Excerpted data:
____________________
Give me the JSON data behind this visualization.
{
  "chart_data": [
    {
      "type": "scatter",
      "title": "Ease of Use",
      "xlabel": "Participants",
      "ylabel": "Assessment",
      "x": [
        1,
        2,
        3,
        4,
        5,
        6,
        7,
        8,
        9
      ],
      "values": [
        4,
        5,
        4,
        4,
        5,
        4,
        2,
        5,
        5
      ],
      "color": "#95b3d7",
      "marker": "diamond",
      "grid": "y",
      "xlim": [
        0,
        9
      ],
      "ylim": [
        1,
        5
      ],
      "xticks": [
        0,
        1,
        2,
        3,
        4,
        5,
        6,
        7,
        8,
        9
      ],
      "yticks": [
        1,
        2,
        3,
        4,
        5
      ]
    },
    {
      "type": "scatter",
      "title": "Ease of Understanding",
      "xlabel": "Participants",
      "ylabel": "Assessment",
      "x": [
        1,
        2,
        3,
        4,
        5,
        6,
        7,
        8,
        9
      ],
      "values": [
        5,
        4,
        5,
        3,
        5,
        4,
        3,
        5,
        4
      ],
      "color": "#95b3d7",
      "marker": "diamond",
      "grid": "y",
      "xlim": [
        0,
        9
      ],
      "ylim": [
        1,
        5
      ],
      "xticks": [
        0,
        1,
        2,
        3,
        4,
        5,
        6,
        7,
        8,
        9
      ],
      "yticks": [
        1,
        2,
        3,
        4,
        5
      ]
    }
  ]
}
____________________
Task requirements: Nothing should be changed: write out all of the data as is.

The response:
Give me the JSON data behind this visualization.
{
  "chart_data": [
    {
      "type": "scatter",
      "title": "Ease of Use",
      "xlabel": "Participants",
      "ylabel": "Assessment",
      "x": [
        1,
        2,
        3,
        4,
        5,
        6,
        7,
        8,
        9
      ],
      "values": [
        4,
        5,
        4,
        4,
        5,
        4,
        2,
        5,
        5
      ],
      "color": "#95b3d7",
      "marker": "diamond",
      "grid": "y",
      "xlim": [
        0,
        9
      ],
      "ylim": [
        1,
        5
      ],
      "xticks": [
        0,
        1,
        2,
        3,
        4,
        5,
        6,
        7,
        8,
        9
      ],
      "yticks": [
        1,
        2,
        3,
        4,
        5
      ]
    },
    {
      "type": "scatter",
      "title": "Ease of Understanding",
      "xlabel": "Participants",
      "ylabel": "Assessment",
      "x": [
        1,
        2,
        3,
        4,
        5,
        6,
        7,
        8,
        9
      ],
      "values": [
        5,
        4,
        5,
        3,
        5,
        4,
        3,
        5,
        4
      ],
      "color": "#95b3d7",
      "marker": "diamond",
      "grid": "y",
      "xlim": [
        0,
        9
      ],
      "ylim": [
        1,
        5
      ],
      "xticks": [
        0,
        1,
        2,
        3,
        4,
        5,
        6,
        7,
        8,
        9
      ],
      "yticks": [
        1,
        2,
        3,
        4,
        5
      ]
    }
  ]
}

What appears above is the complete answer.